→ **TASK BRIEF**: Copy out every line of the records where the string "color" occurs.

··· RECORDS FOR THIS EXERCISE ···

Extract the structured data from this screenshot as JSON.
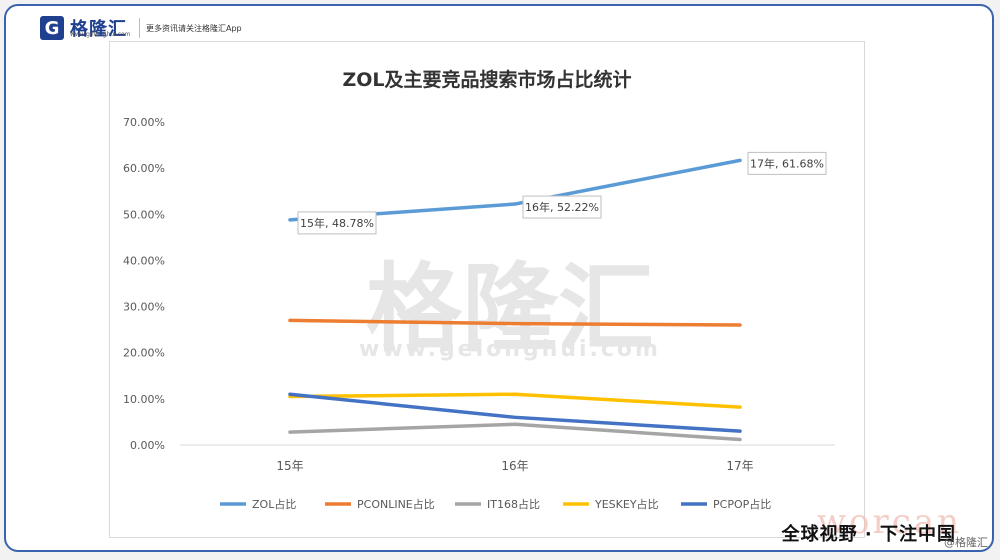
{
  "header": {
    "brand_logo": "G",
    "brand_name": "格隆汇",
    "brand_domain": "www.gelonghui.com",
    "tagline": "更多资讯请关注格隆汇App"
  },
  "footer": {
    "slogan": "全球视野 · 下注中国",
    "watermark": "@格隆汇",
    "bg_text": "worcan"
  },
  "background_watermark": {
    "main": "格隆汇",
    "sub": "www.gelonghui.com"
  },
  "chart_data": {
    "type": "line",
    "title": "ZOL及主要竞品搜索市场占比统计",
    "xlabel": "",
    "ylabel": "",
    "categories": [
      "15年",
      "16年",
      "17年"
    ],
    "ylim": [
      0,
      70
    ],
    "yticks": [
      0,
      10,
      20,
      30,
      40,
      50,
      60,
      70
    ],
    "ytick_labels": [
      "0.00%",
      "10.00%",
      "20.00%",
      "30.00%",
      "40.00%",
      "50.00%",
      "60.00%",
      "70.00%"
    ],
    "grid": false,
    "legend_position": "bottom",
    "series": [
      {
        "name": "ZOL占比",
        "values": [
          48.78,
          52.22,
          61.68
        ],
        "color": "#5b9bd5"
      },
      {
        "name": "PCONLINE占比",
        "values": [
          27.0,
          26.3,
          26.0
        ],
        "color": "#ed7d31"
      },
      {
        "name": "IT168占比",
        "values": [
          2.8,
          4.5,
          1.2
        ],
        "color": "#a5a5a5"
      },
      {
        "name": "YESKEY占比",
        "values": [
          10.5,
          11.0,
          8.2
        ],
        "color": "#ffc000"
      },
      {
        "name": "PCPOP占比",
        "values": [
          11.0,
          6.0,
          3.0
        ],
        "color": "#4472c4"
      }
    ],
    "data_labels": [
      {
        "series": 0,
        "index": 0,
        "text": "15年, 48.78%"
      },
      {
        "series": 0,
        "index": 1,
        "text": "16年, 52.22%"
      },
      {
        "series": 0,
        "index": 2,
        "text": "17年, 61.68%"
      }
    ]
  }
}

···

→ **RESPONSE TO THE TASK**:
        "color": "#5b9bd5"
        "color": "#ed7d31"
        "color": "#a5a5a5"
        "color": "#ffc000"
        "color": "#4472c4"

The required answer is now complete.